>> start

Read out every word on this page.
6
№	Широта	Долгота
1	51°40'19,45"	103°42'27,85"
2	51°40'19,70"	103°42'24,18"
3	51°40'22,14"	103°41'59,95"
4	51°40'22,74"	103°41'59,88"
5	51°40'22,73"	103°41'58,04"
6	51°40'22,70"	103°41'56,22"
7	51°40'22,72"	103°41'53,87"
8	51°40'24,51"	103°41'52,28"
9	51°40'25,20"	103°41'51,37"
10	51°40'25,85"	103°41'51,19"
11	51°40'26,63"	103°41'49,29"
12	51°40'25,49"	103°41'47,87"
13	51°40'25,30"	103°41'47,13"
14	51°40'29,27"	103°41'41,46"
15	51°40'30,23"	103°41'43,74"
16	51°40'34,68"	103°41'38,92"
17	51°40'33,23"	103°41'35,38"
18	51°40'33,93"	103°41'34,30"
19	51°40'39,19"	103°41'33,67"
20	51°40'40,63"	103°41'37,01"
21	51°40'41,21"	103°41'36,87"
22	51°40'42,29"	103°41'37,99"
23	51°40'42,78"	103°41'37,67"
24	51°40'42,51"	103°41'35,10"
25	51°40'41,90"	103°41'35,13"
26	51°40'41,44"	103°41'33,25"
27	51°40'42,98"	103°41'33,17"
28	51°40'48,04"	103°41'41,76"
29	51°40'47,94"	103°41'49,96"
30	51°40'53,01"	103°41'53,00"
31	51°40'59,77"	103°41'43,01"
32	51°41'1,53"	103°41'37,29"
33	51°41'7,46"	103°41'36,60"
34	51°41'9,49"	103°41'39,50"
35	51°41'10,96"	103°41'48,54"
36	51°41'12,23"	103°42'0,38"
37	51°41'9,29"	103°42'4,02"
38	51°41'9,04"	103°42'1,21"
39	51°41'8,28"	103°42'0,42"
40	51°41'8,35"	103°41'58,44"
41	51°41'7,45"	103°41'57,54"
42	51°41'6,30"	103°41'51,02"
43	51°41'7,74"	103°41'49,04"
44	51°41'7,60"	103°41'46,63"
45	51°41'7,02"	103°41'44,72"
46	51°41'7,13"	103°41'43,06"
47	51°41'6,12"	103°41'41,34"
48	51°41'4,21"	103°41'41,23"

>> end
>> start

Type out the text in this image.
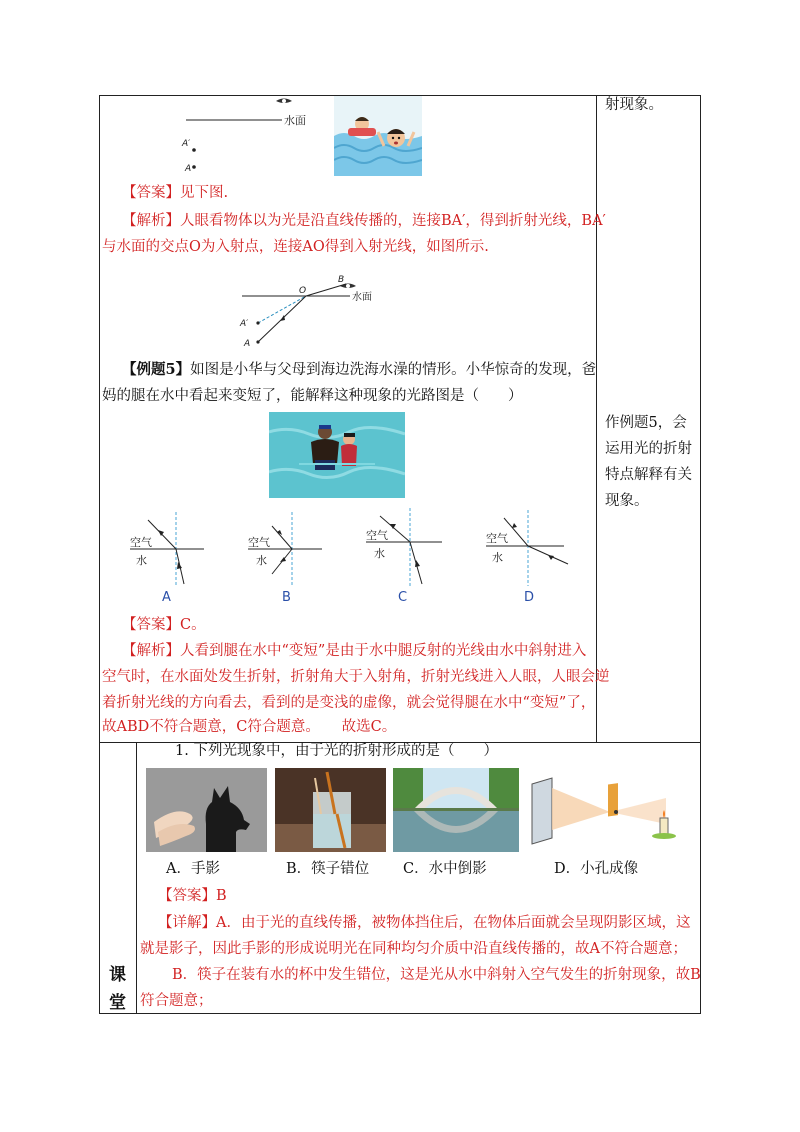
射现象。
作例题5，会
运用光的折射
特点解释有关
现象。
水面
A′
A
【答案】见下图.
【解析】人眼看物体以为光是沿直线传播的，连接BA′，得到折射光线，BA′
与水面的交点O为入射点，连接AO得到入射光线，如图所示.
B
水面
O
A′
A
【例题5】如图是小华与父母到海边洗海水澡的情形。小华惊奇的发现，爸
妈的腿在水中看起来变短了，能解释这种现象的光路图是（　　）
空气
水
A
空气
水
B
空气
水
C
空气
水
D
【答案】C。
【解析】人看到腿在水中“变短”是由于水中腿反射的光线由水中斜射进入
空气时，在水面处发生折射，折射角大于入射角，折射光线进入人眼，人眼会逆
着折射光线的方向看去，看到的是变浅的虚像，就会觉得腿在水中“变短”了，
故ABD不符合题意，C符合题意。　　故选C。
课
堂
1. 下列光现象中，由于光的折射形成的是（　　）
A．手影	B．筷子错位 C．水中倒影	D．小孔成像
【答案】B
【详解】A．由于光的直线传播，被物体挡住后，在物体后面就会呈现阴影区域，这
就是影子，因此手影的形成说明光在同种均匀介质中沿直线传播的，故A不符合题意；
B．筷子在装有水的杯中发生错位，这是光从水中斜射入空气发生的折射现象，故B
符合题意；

>> end

Work out how many lines of the listing above include "this". Answer with the number and nothing more.

2